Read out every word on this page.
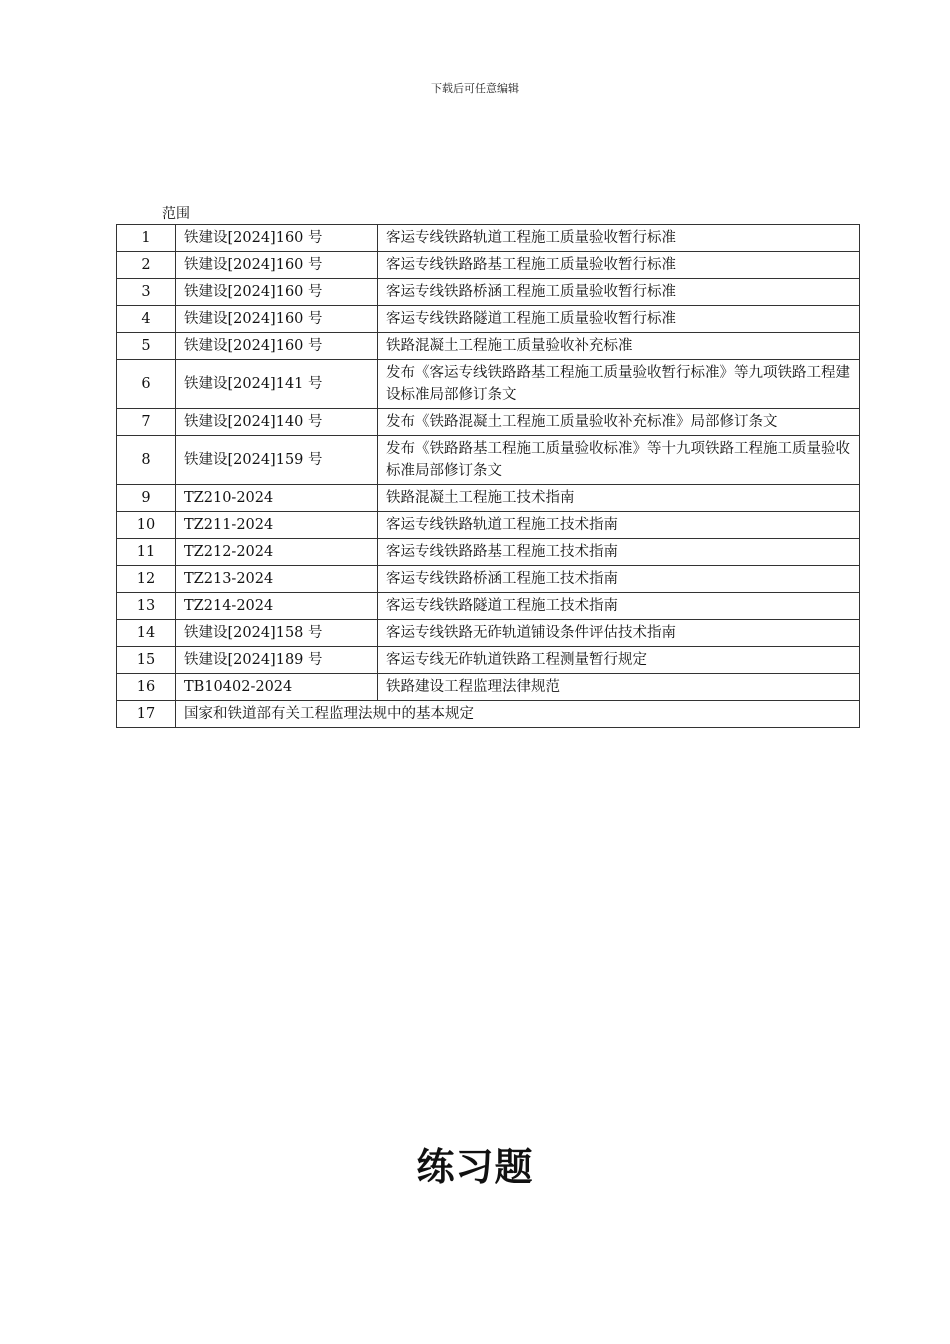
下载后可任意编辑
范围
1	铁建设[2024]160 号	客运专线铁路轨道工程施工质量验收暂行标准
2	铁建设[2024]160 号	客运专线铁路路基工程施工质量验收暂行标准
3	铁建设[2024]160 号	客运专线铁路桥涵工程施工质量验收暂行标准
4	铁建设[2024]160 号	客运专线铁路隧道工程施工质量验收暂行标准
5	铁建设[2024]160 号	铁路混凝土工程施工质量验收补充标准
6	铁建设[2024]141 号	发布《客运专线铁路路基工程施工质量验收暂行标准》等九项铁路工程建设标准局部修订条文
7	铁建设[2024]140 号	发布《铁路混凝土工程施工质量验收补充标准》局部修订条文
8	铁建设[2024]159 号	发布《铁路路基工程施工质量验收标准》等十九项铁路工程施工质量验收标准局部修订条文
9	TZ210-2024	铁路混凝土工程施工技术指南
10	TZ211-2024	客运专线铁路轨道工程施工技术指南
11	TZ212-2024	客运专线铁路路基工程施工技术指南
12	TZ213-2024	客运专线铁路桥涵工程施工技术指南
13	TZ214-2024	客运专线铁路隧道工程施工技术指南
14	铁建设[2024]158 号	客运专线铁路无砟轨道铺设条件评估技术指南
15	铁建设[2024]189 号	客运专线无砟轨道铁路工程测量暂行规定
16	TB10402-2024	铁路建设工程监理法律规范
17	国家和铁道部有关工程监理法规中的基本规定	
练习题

* * * * *

> _Short task_
Go through the entries above and output them exactly, without pictures.

> _The completed task_
Read out every word on this page.
下载后可任意编辑
范围
1	铁建设[2024]160 号	客运专线铁路轨道工程施工质量验收暂行标准
2	铁建设[2024]160 号	客运专线铁路路基工程施工质量验收暂行标准
3	铁建设[2024]160 号	客运专线铁路桥涵工程施工质量验收暂行标准
4	铁建设[2024]160 号	客运专线铁路隧道工程施工质量验收暂行标准
5	铁建设[2024]160 号	铁路混凝土工程施工质量验收补充标准
6	铁建设[2024]141 号	发布《客运专线铁路路基工程施工质量验收暂行标准》等九项铁路工程建设标准局部修订条文
7	铁建设[2024]140 号	发布《铁路混凝土工程施工质量验收补充标准》局部修订条文
8	铁建设[2024]159 号	发布《铁路路基工程施工质量验收标准》等十九项铁路工程施工质量验收标准局部修订条文
9	TZ210-2024	铁路混凝土工程施工技术指南
10	TZ211-2024	客运专线铁路轨道工程施工技术指南
11	TZ212-2024	客运专线铁路路基工程施工技术指南
12	TZ213-2024	客运专线铁路桥涵工程施工技术指南
13	TZ214-2024	客运专线铁路隧道工程施工技术指南
14	铁建设[2024]158 号	客运专线铁路无砟轨道铺设条件评估技术指南
15	铁建设[2024]189 号	客运专线无砟轨道铁路工程测量暂行规定
16	TB10402-2024	铁路建设工程监理法律规范
17	国家和铁道部有关工程监理法规中的基本规定	
练习题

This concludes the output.